→ **SHORT TASK**
Repeat the material exactly, leaving nothing out.

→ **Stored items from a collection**
____________________

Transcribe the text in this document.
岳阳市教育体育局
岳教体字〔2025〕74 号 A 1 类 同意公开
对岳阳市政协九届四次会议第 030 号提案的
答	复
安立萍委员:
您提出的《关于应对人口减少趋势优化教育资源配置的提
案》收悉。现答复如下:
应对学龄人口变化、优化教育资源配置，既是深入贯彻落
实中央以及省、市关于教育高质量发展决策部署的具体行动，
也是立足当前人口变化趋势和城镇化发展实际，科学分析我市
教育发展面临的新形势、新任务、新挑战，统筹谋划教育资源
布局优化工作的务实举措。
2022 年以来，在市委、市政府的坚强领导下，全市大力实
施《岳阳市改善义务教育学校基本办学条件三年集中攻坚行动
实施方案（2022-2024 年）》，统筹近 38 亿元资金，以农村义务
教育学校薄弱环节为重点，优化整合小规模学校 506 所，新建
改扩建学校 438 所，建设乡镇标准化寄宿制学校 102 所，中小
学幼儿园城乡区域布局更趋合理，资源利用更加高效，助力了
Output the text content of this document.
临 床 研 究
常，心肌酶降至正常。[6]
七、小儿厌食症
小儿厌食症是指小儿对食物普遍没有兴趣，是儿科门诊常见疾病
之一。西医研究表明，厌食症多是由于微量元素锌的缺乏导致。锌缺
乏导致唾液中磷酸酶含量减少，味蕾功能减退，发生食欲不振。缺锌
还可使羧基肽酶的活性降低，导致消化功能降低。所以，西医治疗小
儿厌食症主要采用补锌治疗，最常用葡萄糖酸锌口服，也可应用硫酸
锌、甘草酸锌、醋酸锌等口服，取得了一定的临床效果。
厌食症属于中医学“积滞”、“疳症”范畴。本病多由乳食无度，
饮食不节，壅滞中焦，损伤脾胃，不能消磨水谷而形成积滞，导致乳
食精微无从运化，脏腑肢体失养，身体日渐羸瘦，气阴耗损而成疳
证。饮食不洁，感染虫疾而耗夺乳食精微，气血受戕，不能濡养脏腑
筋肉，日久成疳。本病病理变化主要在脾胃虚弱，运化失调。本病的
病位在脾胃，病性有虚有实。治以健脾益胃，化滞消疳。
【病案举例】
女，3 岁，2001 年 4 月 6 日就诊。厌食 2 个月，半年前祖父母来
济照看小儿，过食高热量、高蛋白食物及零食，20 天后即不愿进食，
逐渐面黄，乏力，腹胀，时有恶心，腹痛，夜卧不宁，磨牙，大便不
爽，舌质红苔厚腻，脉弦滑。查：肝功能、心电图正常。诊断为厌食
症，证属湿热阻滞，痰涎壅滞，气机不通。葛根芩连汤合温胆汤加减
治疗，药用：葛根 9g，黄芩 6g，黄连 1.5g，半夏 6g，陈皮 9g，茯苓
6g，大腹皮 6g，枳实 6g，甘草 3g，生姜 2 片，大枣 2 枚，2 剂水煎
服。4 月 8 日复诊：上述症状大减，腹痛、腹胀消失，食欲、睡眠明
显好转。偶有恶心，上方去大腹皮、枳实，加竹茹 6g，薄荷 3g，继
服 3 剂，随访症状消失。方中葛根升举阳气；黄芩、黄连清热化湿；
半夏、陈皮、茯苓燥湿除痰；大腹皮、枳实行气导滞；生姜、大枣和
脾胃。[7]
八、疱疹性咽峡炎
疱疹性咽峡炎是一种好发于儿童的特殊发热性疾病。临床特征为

____________________

→ **SOLVED EXERCISE**
Transcribe the text in this document.
岳阳市教育体育局
岳教体字〔2025〕74 号 A 1 类 同意公开
对岳阳市政协九届四次会议第 030 号提案的
答	复
安立萍委员:
您提出的《关于应对人口减少趋势优化教育资源配置的提
案》收悉。现答复如下:
应对学龄人口变化、优化教育资源配置，既是深入贯彻落
实中央以及省、市关于教育高质量发展决策部署的具体行动，
也是立足当前人口变化趋势和城镇化发展实际，科学分析我市
教育发展面临的新形势、新任务、新挑战，统筹谋划教育资源
布局优化工作的务实举措。
2022 年以来，在市委、市政府的坚强领导下，全市大力实
施《岳阳市改善义务教育学校基本办学条件三年集中攻坚行动
实施方案（2022-2024 年）》，统筹近 38 亿元资金，以农村义务
教育学校薄弱环节为重点，优化整合小规模学校 506 所，新建
改扩建学校 438 所，建设乡镇标准化寄宿制学校 102 所，中小
学幼儿园城乡区域布局更趋合理，资源利用更加高效，助力了
Output the text content of this document.
临 床 研 究
常，心肌酶降至正常。[6]
七、小儿厌食症
小儿厌食症是指小儿对食物普遍没有兴趣，是儿科门诊常见疾病
之一。西医研究表明，厌食症多是由于微量元素锌的缺乏导致。锌缺
乏导致唾液中磷酸酶含量减少，味蕾功能减退，发生食欲不振。缺锌
还可使羧基肽酶的活性降低，导致消化功能降低。所以，西医治疗小
儿厌食症主要采用补锌治疗，最常用葡萄糖酸锌口服，也可应用硫酸
锌、甘草酸锌、醋酸锌等口服，取得了一定的临床效果。
厌食症属于中医学“积滞”、“疳症”范畴。本病多由乳食无度，
饮食不节，壅滞中焦，损伤脾胃，不能消磨水谷而形成积滞，导致乳
食精微无从运化，脏腑肢体失养，身体日渐羸瘦，气阴耗损而成疳
证。饮食不洁，感染虫疾而耗夺乳食精微，气血受戕，不能濡养脏腑
筋肉，日久成疳。本病病理变化主要在脾胃虚弱，运化失调。本病的
病位在脾胃，病性有虚有实。治以健脾益胃，化滞消疳。
【病案举例】
女，3 岁，2001 年 4 月 6 日就诊。厌食 2 个月，半年前祖父母来
济照看小儿，过食高热量、高蛋白食物及零食，20 天后即不愿进食，
逐渐面黄，乏力，腹胀，时有恶心，腹痛，夜卧不宁，磨牙，大便不
爽，舌质红苔厚腻，脉弦滑。查：肝功能、心电图正常。诊断为厌食
症，证属湿热阻滞，痰涎壅滞，气机不通。葛根芩连汤合温胆汤加减
治疗，药用：葛根 9g，黄芩 6g，黄连 1.5g，半夏 6g，陈皮 9g，茯苓
6g，大腹皮 6g，枳实 6g，甘草 3g，生姜 2 片，大枣 2 枚，2 剂水煎
服。4 月 8 日复诊：上述症状大减，腹痛、腹胀消失，食欲、睡眠明
显好转。偶有恶心，上方去大腹皮、枳实，加竹茹 6g，薄荷 3g，继
服 3 剂，随访症状消失。方中葛根升举阳气；黄芩、黄连清热化湿；
半夏、陈皮、茯苓燥湿除痰；大腹皮、枳实行气导滞；生姜、大枣和
脾胃。[7]
八、疱疹性咽峡炎
疱疹性咽峡炎是一种好发于儿童的特殊发热性疾病。临床特征为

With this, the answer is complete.